What you have to do:
Review the listing and copy each line that holds the word "Secretário".

A block of data

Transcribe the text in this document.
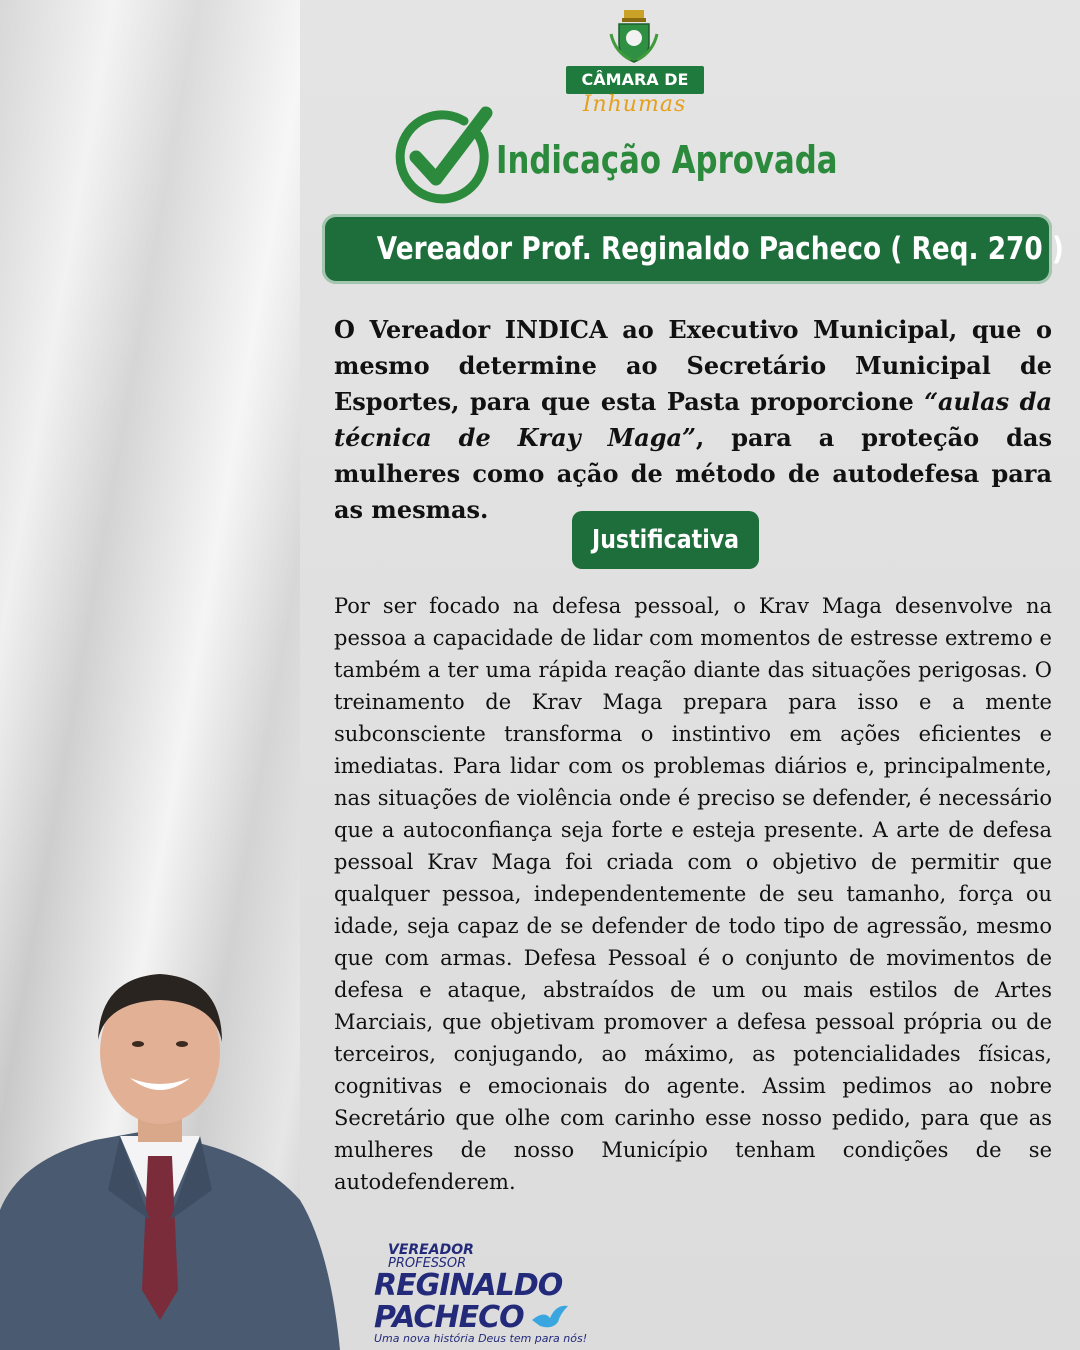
CÂMARA DE
Inhumas
Indicação Aprovada
Vereador Prof. Reginaldo Pacheco ( Req. 270 )

O Vereador INDICA ao Executivo Municipal, que o mesmo determine ao Secretário Municipal de Esportes, para que esta Pasta proporcione “aulas da técnica de Kray Maga”, para a proteção das mulheres como ação de método de autodefesa para as mesmas.

Justificativa

Por ser focado na defesa pessoal, o Krav Maga desenvolve na pessoa a capacidade de lidar com momentos de estresse extremo e também a ter uma rápida reação diante das situações perigosas. O treinamento de Krav Maga prepara para isso e a mente subconsciente transforma o instintivo em ações eficientes e imediatas. Para lidar com os problemas diários e, principalmente, nas situações de violência onde é preciso se defender, é necessário que a autoconfiança seja forte e esteja presente. A arte de defesa pessoal Krav Maga foi criada com o objetivo de permitir que qualquer pessoa, independentemente de seu tamanho, força ou idade, seja capaz de se defender de todo tipo de agressão, mesmo que com armas. Defesa Pessoal é o conjunto de movimentos de defesa e ataque, abstraídos de um ou mais estilos de Artes Marciais, que objetivam promover a defesa pessoal própria ou de terceiros, conjugando, ao máximo, as potencialidades físicas, cognitivas e emocionais do agente. Assim pedimos ao nobre Secretário que olhe com carinho esse nosso pedido, para que as mulheres de nosso Município tenham condições de se autodefenderem.

VEREADOR
PROFESSOR
REGINALDO
PACHECO
Uma nova história Deus tem para nós!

Task solution:
O Vereador INDICA ao Executivo Municipal, que o mesmo determine ao Secretário Municipal de Esportes, para que esta Pasta proporcione “aulas da técnica de Kray Maga”, para a proteção das mulheres como ação de método de autodefesa para as mesmas.
Por ser focado na defesa pessoal, o Krav Maga desenvolve na pessoa a capacidade de lidar com momentos de estresse extremo e também a ter uma rápida reação diante das situações perigosas. O treinamento de Krav Maga prepara para isso e a mente subconsciente transforma o instintivo em ações eficientes e imediatas. Para lidar com os problemas diários e, principalmente, nas situações de violência onde é preciso se defender, é necessário que a autoconfiança seja forte e esteja presente. A arte de defesa pessoal Krav Maga foi criada com o objetivo de permitir que qualquer pessoa, independentemente de seu tamanho, força ou idade, seja capaz de se defender de todo tipo de agressão, mesmo que com armas. Defesa Pessoal é o conjunto de movimentos de defesa e ataque, abstraídos de um ou mais estilos de Artes Marciais, que objetivam promover a defesa pessoal própria ou de terceiros, conjugando, ao máximo, as potencialidades físicas, cognitivas e emocionais do agente. Assim pedimos ao nobre Secretário que olhe com carinho esse nosso pedido, para que as mulheres de nosso Município tenham condições de se autodefenderem.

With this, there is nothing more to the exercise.